* [Exercise objective]: Scan the listing below. Report each line that includes "this".

* [Material provided]:
==============================
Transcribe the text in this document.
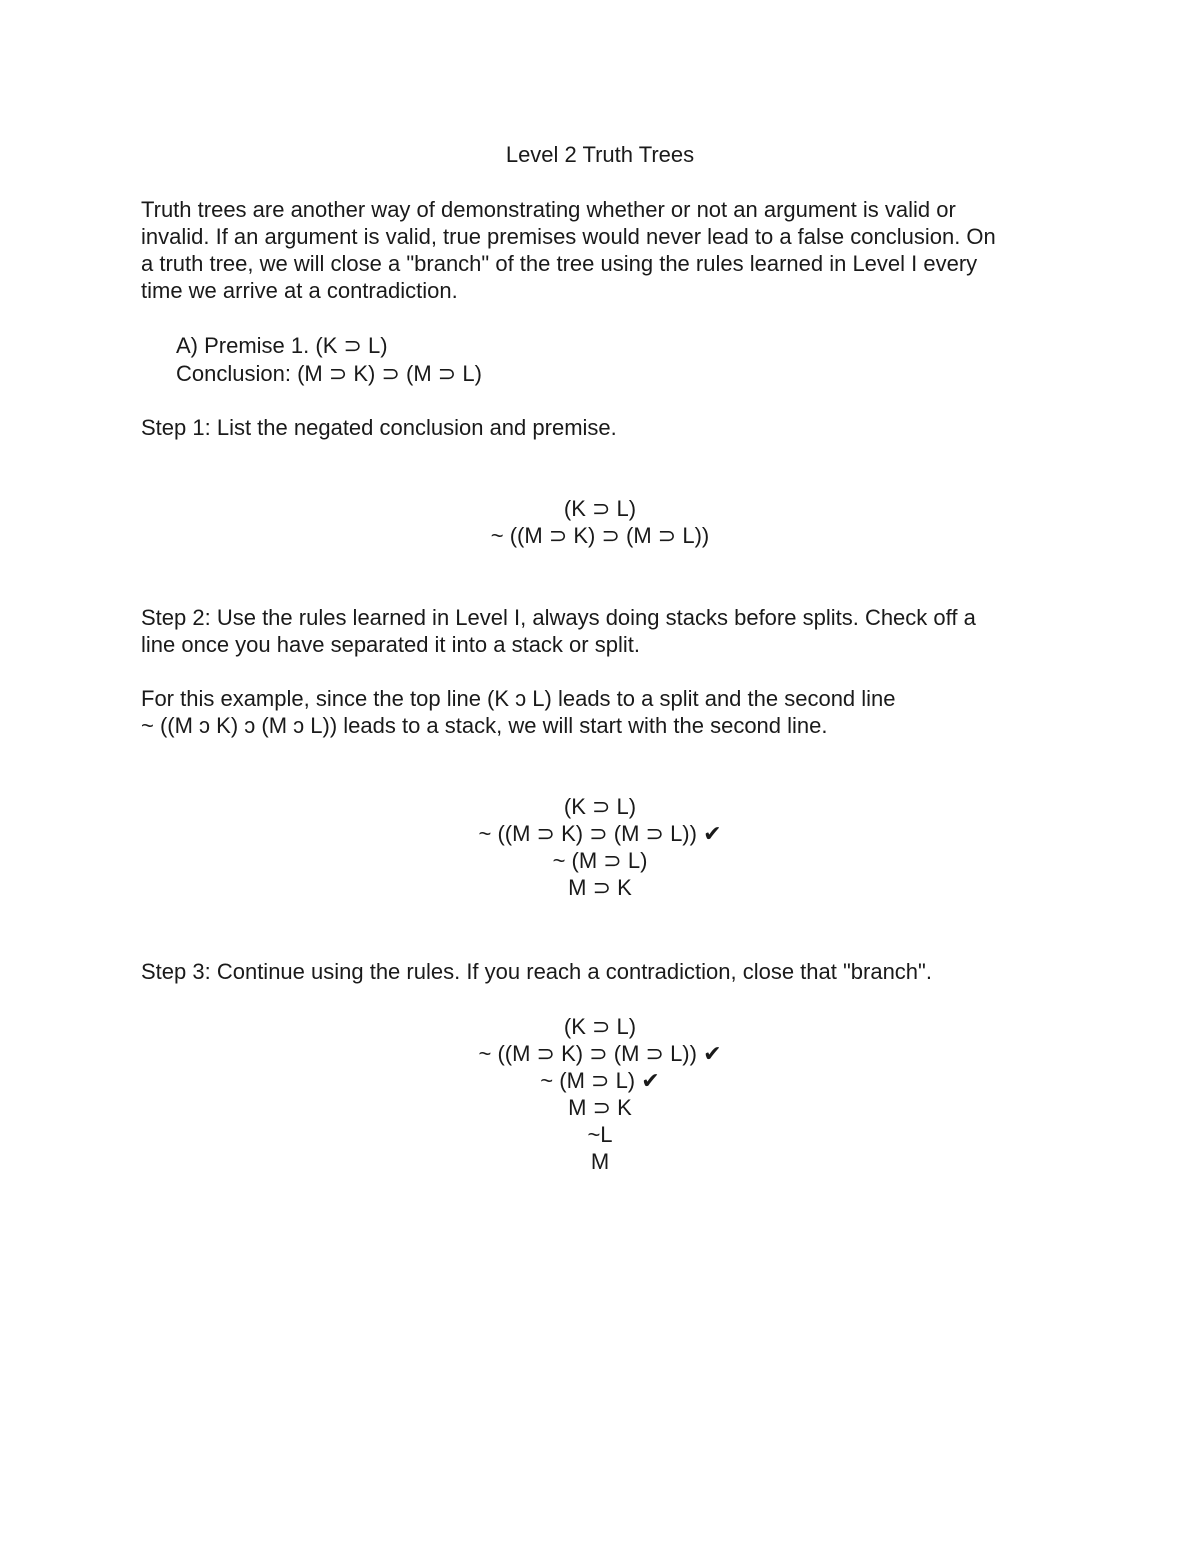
Level 2 Truth Trees
Truth trees are another way of demonstrating whether or not an argument is valid or
invalid. If an argument is valid, true premises would never lead to a false conclusion. On
a truth tree, we will close a "branch" of the tree using the rules learned in Level I every
time we arrive at a contradiction.
A) Premise 1. (K ⊃ L)
Conclusion: (M ⊃ K) ⊃ (M ⊃ L)
Step 1: List the negated conclusion and premise.
(K ⊃ L)
~ ((M ⊃ K) ⊃ (M ⊃ L))
Step 2: Use the rules learned in Level I, always doing stacks before splits. Check off a
line once you have separated it into a stack or split.
For this example, since the top line (K ɔ L) leads to a split and the second line
~ ((M ɔ K) ɔ (M ɔ L)) leads to a stack, we will start with the second line.
(K ⊃ L)
~ ((M ⊃ K) ⊃ (M ⊃ L)) ✔
~ (M ⊃ L)
M ⊃ K
Step 3: Continue using the rules. If you reach a contradiction, close that "branch".
(K ⊃ L)
~ ((M ⊃ K) ⊃ (M ⊃ L)) ✔
~ (M ⊃ L) ✔
M ⊃ K
~L
M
==============================
* [Answer in full]:
Transcribe the text in this document.
For this example, since the top line (K ɔ L) leads to a split and the second line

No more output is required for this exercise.